**YOUR GOAL:** Every line that holds "JSON" should be shown.

----------------------------------------

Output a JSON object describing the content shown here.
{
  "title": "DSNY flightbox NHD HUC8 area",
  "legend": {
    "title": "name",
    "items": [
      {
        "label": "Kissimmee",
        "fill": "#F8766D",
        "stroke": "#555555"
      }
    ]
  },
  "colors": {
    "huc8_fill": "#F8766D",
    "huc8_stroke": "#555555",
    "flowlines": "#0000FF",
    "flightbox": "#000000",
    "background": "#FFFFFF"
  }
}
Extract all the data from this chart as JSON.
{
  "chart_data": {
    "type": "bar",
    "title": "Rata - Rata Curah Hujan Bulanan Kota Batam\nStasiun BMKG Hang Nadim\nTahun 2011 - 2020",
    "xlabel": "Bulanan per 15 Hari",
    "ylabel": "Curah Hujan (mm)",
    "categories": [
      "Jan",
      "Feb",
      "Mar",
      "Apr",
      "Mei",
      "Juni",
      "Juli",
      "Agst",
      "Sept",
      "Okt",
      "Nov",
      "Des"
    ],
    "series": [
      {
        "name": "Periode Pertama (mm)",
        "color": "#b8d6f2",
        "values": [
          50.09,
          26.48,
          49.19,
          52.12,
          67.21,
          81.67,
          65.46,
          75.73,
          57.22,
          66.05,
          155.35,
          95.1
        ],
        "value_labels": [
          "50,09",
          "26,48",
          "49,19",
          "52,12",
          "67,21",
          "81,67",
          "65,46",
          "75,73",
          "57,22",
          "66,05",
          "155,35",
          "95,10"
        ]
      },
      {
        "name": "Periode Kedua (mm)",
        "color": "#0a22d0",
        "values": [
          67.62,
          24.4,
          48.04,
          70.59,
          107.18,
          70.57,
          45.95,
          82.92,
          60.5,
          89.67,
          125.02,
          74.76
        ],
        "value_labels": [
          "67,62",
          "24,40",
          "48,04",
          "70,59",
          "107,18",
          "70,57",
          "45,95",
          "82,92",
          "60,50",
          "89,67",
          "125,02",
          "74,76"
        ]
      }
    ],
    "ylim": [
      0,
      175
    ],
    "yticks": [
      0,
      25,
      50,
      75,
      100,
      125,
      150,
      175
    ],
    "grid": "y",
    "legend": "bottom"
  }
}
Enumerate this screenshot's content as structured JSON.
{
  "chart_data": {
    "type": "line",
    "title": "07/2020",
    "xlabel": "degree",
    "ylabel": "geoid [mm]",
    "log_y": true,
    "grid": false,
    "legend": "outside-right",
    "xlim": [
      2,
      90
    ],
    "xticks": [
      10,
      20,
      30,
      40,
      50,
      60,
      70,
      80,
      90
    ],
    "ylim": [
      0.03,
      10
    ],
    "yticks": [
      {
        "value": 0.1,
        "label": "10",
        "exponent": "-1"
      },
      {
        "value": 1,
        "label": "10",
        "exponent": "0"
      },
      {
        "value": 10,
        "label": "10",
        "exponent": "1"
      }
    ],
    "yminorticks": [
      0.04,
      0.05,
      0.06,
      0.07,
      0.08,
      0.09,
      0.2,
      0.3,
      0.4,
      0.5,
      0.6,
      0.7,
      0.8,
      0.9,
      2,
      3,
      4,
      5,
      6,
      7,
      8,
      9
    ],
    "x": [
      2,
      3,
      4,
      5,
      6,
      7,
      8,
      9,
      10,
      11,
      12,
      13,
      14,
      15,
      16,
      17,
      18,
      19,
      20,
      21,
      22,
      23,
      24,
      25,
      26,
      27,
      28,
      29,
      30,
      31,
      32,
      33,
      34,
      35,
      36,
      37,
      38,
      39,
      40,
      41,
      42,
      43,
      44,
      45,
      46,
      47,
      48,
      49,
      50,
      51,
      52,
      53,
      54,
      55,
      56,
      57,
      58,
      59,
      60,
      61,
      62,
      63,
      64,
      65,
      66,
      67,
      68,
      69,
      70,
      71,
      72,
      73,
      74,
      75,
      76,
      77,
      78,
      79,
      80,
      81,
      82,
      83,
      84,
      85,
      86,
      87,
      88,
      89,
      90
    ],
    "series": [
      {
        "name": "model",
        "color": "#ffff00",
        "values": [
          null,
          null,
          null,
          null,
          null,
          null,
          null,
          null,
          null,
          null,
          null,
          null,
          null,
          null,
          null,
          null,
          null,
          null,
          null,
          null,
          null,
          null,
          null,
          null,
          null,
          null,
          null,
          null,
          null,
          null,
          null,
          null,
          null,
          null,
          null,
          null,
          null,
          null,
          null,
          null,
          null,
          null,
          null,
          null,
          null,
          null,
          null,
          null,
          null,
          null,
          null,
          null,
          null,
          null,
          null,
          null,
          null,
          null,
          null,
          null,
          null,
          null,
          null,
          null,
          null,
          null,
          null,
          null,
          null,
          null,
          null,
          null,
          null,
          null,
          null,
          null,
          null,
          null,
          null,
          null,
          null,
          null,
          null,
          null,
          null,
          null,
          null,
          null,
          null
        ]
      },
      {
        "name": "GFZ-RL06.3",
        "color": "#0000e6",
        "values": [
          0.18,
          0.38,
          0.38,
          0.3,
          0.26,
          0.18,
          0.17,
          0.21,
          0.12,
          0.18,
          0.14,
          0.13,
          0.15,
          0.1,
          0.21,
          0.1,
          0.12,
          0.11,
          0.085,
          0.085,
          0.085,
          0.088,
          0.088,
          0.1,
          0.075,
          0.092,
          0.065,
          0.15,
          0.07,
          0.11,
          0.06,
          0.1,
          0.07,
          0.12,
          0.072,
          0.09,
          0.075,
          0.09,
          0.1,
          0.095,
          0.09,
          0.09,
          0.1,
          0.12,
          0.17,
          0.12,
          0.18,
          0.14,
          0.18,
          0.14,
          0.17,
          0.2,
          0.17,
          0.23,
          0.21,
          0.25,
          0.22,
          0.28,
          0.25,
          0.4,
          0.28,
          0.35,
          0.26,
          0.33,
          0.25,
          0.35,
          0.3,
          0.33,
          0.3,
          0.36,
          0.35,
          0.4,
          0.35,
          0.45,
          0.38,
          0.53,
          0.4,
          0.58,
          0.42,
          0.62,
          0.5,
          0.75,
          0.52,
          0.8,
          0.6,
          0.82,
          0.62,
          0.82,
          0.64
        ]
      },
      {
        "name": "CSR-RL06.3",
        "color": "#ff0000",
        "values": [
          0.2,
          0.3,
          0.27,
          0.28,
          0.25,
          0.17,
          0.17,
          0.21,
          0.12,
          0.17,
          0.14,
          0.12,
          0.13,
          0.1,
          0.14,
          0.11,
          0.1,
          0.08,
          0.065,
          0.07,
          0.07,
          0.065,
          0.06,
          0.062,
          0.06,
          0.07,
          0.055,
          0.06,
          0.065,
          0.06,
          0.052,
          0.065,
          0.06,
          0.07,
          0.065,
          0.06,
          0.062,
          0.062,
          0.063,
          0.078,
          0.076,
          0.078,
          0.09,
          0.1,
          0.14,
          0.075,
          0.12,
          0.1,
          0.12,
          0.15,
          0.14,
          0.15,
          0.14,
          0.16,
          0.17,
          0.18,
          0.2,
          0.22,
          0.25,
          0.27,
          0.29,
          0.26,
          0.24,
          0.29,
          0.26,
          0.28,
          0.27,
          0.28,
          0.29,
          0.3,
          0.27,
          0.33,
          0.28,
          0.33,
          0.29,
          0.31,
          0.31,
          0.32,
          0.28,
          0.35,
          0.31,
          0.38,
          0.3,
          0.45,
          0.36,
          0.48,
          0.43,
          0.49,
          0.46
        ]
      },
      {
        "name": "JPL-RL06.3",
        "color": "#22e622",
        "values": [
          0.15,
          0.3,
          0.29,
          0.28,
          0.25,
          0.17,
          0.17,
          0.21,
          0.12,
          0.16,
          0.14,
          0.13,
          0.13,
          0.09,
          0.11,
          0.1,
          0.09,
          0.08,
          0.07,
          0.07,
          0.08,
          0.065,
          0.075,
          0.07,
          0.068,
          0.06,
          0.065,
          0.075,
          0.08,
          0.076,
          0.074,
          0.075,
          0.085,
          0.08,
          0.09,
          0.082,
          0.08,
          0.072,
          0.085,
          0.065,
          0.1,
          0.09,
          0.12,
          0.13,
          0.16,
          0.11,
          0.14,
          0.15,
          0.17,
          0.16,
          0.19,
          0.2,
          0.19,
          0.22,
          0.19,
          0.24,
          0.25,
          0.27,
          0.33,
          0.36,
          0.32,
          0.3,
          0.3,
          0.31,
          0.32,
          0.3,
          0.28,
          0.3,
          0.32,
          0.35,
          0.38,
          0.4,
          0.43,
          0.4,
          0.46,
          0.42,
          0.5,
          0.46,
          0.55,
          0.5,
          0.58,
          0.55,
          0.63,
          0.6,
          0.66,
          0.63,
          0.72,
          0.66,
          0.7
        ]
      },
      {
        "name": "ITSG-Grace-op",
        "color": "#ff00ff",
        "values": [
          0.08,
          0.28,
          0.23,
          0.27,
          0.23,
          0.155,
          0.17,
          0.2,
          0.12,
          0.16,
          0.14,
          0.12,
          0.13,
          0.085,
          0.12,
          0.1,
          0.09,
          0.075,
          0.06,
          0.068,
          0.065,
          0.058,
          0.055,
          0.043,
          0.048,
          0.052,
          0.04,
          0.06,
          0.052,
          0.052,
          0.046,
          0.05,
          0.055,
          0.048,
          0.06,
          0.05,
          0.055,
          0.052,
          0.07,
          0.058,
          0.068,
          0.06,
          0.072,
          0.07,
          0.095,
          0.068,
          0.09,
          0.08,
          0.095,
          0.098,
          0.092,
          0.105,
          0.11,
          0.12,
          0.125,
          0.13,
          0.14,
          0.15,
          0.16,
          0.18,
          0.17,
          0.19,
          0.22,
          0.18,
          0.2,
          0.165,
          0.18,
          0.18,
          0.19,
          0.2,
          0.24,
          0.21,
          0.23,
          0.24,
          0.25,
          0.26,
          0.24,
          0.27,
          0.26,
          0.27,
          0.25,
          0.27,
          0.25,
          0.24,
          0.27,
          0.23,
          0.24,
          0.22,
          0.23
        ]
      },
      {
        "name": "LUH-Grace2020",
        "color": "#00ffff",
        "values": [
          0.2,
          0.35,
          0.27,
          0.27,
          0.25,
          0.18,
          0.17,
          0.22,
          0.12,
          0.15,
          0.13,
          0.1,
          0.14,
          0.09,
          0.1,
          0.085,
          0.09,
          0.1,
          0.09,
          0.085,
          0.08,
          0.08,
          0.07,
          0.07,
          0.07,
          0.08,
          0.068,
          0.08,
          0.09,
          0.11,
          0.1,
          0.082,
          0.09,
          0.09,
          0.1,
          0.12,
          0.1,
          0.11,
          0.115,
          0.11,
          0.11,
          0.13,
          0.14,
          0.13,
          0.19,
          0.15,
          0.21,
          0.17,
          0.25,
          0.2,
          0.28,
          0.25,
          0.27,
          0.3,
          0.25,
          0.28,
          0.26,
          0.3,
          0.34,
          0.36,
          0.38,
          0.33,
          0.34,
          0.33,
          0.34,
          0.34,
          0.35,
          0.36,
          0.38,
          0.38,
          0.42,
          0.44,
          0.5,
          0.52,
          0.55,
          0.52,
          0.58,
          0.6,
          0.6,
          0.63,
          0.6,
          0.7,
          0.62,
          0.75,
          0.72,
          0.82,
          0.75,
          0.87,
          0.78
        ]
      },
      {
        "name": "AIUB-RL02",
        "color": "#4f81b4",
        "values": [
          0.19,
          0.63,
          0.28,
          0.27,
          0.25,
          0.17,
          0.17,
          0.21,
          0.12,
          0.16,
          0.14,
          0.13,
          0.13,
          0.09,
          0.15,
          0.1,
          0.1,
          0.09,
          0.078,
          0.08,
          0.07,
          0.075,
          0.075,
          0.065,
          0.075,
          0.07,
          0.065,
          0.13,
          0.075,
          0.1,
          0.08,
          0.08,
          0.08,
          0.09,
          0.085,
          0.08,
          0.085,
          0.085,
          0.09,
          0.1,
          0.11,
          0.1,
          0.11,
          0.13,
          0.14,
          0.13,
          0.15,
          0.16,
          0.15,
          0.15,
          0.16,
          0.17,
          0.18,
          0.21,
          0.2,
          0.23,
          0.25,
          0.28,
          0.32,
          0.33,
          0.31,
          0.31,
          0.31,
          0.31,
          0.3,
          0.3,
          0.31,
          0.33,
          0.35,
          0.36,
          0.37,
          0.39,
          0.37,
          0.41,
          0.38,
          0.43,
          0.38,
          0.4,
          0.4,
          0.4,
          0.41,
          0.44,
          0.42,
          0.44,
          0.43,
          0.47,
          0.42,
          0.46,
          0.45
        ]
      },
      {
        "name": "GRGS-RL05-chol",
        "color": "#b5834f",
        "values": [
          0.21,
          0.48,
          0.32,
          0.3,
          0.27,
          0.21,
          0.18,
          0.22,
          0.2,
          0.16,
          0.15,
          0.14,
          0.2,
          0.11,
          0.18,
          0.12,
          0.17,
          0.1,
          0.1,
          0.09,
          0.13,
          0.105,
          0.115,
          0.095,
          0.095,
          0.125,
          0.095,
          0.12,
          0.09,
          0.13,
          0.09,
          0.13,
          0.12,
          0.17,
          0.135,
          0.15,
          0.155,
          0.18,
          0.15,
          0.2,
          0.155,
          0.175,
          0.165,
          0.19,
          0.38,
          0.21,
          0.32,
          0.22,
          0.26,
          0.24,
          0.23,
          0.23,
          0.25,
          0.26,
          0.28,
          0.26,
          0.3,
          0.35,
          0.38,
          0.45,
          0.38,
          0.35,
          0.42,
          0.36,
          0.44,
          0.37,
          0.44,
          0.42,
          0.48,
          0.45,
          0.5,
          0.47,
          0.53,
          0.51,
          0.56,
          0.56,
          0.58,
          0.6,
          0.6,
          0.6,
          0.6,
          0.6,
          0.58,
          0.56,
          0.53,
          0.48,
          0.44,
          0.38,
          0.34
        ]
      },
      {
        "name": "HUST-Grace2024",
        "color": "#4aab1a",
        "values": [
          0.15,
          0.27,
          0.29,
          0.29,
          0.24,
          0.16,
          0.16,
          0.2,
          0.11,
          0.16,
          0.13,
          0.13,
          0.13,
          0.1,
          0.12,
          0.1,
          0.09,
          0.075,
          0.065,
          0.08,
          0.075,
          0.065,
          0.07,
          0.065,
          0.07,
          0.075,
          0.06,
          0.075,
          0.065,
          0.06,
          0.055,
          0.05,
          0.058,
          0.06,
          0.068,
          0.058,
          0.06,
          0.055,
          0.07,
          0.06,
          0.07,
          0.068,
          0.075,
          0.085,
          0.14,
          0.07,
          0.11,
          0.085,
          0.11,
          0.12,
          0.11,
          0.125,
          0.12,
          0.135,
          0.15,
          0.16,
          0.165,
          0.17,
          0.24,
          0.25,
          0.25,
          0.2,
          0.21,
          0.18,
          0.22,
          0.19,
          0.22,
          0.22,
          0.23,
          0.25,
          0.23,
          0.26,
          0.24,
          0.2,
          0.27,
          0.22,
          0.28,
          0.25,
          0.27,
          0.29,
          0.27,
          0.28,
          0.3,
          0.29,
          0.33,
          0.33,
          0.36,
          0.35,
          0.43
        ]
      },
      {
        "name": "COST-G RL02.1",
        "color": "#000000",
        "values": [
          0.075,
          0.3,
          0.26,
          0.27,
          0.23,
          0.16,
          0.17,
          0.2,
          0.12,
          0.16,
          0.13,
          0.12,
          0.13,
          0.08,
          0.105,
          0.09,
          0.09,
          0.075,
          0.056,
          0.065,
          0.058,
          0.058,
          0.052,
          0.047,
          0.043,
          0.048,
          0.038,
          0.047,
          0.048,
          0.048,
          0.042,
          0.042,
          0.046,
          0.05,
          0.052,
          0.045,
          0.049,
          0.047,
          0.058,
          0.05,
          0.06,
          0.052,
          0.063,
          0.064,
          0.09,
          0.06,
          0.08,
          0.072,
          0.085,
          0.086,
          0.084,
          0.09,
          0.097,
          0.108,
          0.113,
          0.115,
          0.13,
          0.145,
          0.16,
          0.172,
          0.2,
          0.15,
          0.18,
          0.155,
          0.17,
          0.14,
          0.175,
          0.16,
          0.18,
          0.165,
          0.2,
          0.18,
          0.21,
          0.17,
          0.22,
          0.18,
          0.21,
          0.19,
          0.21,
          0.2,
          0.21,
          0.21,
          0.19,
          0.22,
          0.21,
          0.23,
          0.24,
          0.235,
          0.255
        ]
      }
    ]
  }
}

----------------------------------------

**WRITTEN ANSWER:**
Output a JSON object describing the content shown here.
Extract all the data from this chart as JSON.
Enumerate this screenshot's content as structured JSON.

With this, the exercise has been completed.